Set problem:
Reproduce each line of the listing exactly.

Dataset items:
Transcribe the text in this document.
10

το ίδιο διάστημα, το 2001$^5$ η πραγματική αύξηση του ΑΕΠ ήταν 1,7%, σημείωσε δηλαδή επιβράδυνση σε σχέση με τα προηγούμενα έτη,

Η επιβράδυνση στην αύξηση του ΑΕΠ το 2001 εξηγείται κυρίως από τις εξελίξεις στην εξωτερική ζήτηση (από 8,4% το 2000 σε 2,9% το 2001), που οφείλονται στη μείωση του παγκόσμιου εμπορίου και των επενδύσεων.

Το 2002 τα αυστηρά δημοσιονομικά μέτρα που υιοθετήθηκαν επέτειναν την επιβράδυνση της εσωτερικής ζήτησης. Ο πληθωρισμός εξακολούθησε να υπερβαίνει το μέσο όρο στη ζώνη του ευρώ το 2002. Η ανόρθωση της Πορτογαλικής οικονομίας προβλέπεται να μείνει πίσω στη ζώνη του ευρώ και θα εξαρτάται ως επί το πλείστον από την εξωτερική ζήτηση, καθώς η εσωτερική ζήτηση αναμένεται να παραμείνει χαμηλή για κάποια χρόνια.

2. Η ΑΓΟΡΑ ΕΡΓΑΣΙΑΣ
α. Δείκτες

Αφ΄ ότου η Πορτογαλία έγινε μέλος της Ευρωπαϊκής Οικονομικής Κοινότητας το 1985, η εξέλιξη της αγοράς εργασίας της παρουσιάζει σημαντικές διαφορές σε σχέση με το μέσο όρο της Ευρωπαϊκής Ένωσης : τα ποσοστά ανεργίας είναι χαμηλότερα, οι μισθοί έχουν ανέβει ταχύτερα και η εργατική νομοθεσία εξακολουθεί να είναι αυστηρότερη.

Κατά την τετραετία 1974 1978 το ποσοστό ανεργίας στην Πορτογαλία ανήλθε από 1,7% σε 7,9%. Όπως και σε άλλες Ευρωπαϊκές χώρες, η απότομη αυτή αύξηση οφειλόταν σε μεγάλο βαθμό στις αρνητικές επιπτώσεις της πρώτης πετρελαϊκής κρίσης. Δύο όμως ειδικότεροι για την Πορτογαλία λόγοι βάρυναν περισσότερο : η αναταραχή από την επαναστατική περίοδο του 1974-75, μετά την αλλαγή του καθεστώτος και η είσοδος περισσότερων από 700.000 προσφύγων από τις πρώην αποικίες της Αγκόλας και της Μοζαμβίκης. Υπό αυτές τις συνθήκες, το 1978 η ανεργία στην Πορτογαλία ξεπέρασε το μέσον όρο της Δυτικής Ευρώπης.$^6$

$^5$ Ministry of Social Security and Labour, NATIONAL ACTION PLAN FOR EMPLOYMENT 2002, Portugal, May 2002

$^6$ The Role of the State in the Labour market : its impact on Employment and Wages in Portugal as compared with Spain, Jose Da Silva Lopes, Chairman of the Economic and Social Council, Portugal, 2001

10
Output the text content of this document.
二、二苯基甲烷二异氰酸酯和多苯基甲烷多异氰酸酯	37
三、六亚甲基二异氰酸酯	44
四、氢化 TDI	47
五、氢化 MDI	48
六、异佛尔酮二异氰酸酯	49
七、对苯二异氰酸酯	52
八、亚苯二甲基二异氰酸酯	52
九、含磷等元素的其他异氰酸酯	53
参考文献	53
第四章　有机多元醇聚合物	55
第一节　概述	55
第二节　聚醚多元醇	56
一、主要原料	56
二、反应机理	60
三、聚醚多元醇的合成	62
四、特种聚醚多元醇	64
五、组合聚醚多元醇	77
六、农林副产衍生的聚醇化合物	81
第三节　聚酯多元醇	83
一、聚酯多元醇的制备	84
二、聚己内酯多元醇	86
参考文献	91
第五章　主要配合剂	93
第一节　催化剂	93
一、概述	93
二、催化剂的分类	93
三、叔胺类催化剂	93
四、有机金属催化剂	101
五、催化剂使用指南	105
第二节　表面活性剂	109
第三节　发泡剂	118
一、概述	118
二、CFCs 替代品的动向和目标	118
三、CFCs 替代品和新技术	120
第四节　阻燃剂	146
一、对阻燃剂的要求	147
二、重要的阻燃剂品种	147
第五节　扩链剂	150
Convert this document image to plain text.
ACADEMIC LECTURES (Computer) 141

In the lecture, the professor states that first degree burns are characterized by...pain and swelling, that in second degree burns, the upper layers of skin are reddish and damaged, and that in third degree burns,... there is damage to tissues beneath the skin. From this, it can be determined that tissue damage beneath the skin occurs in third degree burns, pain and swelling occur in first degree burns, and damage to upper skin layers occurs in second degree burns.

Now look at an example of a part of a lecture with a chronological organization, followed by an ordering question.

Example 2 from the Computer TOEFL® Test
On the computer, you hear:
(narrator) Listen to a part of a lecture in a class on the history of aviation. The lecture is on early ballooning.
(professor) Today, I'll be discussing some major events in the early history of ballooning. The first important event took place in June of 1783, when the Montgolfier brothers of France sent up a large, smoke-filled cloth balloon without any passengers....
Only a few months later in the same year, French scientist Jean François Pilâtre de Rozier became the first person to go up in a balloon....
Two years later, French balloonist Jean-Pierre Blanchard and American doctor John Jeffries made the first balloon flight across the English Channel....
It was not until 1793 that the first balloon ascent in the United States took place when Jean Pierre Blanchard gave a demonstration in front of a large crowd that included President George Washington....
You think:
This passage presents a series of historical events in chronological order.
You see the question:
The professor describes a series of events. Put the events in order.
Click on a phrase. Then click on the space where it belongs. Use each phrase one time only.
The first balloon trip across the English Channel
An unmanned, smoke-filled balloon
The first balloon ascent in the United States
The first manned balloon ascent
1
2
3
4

Solution:
Transcribe the text in this document.
10

το ίδιο διάστημα, το 2001$^5$ η πραγματική αύξηση του ΑΕΠ ήταν 1,7%, σημείωσε δηλαδή επιβράδυνση σε σχέση με τα προηγούμενα έτη,

Η επιβράδυνση στην αύξηση του ΑΕΠ το 2001 εξηγείται κυρίως από τις εξελίξεις στην εξωτερική ζήτηση (από 8,4% το 2000 σε 2,9% το 2001), που οφείλονται στη μείωση του παγκόσμιου εμπορίου και των επενδύσεων.

Το 2002 τα αυστηρά δημοσιονομικά μέτρα που υιοθετήθηκαν επέτειναν την επιβράδυνση της εσωτερικής ζήτησης. Ο πληθωρισμός εξακολούθησε να υπερβαίνει το μέσο όρο στη ζώνη του ευρώ το 2002. Η ανόρθωση της Πορτογαλικής οικονομίας προβλέπεται να μείνει πίσω στη ζώνη του ευρώ και θα εξαρτάται ως επί το πλείστον από την εξωτερική ζήτηση, καθώς η εσωτερική ζήτηση αναμένεται να παραμείνει χαμηλή για κάποια χρόνια.

2. Η ΑΓΟΡΑ ΕΡΓΑΣΙΑΣ
α. Δείκτες

Αφ΄ ότου η Πορτογαλία έγινε μέλος της Ευρωπαϊκής Οικονομικής Κοινότητας το 1985, η εξέλιξη της αγοράς εργασίας της παρουσιάζει σημαντικές διαφορές σε σχέση με το μέσο όρο της Ευρωπαϊκής Ένωσης : τα ποσοστά ανεργίας είναι χαμηλότερα, οι μισθοί έχουν ανέβει ταχύτερα και η εργατική νομοθεσία εξακολουθεί να είναι αυστηρότερη.

Κατά την τετραετία 1974 1978 το ποσοστό ανεργίας στην Πορτογαλία ανήλθε από 1,7% σε 7,9%. Όπως και σε άλλες Ευρωπαϊκές χώρες, η απότομη αυτή αύξηση οφειλόταν σε μεγάλο βαθμό στις αρνητικές επιπτώσεις της πρώτης πετρελαϊκής κρίσης. Δύο όμως ειδικότεροι για την Πορτογαλία λόγοι βάρυναν περισσότερο : η αναταραχή από την επαναστατική περίοδο του 1974-75, μετά την αλλαγή του καθεστώτος και η είσοδος περισσότερων από 700.000 προσφύγων από τις πρώην αποικίες της Αγκόλας και της Μοζαμβίκης. Υπό αυτές τις συνθήκες, το 1978 η ανεργία στην Πορτογαλία ξεπέρασε το μέσον όρο της Δυτικής Ευρώπης.$^6$

$^5$ Ministry of Social Security and Labour, NATIONAL ACTION PLAN FOR EMPLOYMENT 2002, Portugal, May 2002

$^6$ The Role of the State in the Labour market : its impact on Employment and Wages in Portugal as compared with Spain, Jose Da Silva Lopes, Chairman of the Economic and Social Council, Portugal, 2001

10
Output the text content of this document.
二、二苯基甲烷二异氰酸酯和多苯基甲烷多异氰酸酯	37
三、六亚甲基二异氰酸酯	44
四、氢化 TDI	47
五、氢化 MDI	48
六、异佛尔酮二异氰酸酯	49
七、对苯二异氰酸酯	52
八、亚苯二甲基二异氰酸酯	52
九、含磷等元素的其他异氰酸酯	53
参考文献	53
第四章　有机多元醇聚合物	55
第一节　概述	55
第二节　聚醚多元醇	56
一、主要原料	56
二、反应机理	60
三、聚醚多元醇的合成	62
四、特种聚醚多元醇	64
五、组合聚醚多元醇	77
六、农林副产衍生的聚醇化合物	81
第三节　聚酯多元醇	83
一、聚酯多元醇的制备	84
二、聚己内酯多元醇	86
参考文献	91
第五章　主要配合剂	93
第一节　催化剂	93
一、概述	93
二、催化剂的分类	93
三、叔胺类催化剂	93
四、有机金属催化剂	101
五、催化剂使用指南	105
第二节　表面活性剂	109
第三节　发泡剂	118
一、概述	118
二、CFCs 替代品的动向和目标	118
三、CFCs 替代品和新技术	120
第四节　阻燃剂	146
一、对阻燃剂的要求	147
二、重要的阻燃剂品种	147
第五节　扩链剂	150
Convert this document image to plain text.
ACADEMIC LECTURES (Computer) 141

In the lecture, the professor states that first degree burns are characterized by...pain and swelling, that in second degree burns, the upper layers of skin are reddish and damaged, and that in third degree burns,... there is damage to tissues beneath the skin. From this, it can be determined that tissue damage beneath the skin occurs in third degree burns, pain and swelling occur in first degree burns, and damage to upper skin layers occurs in second degree burns.

Now look at an example of a part of a lecture with a chronological organization, followed by an ordering question.

Example 2 from the Computer TOEFL® Test
On the computer, you hear:
(narrator) Listen to a part of a lecture in a class on the history of aviation. The lecture is on early ballooning.
(professor) Today, I'll be discussing some major events in the early history of ballooning. The first important event took place in June of 1783, when the Montgolfier brothers of France sent up a large, smoke-filled cloth balloon without any passengers....
Only a few months later in the same year, French scientist Jean François Pilâtre de Rozier became the first person to go up in a balloon....
Two years later, French balloonist Jean-Pierre Blanchard and American doctor John Jeffries made the first balloon flight across the English Channel....
It was not until 1793 that the first balloon ascent in the United States took place when Jean Pierre Blanchard gave a demonstration in front of a large crowd that included President George Washington....
You think:
This passage presents a series of historical events in chronological order.
You see the question:
The professor describes a series of events. Put the events in order.
Click on a phrase. Then click on the space where it belongs. Use each phrase one time only.
The first balloon trip across the English Channel
An unmanned, smoke-filled balloon
The first balloon ascent in the United States
The first manned balloon ascent
1
2
3
4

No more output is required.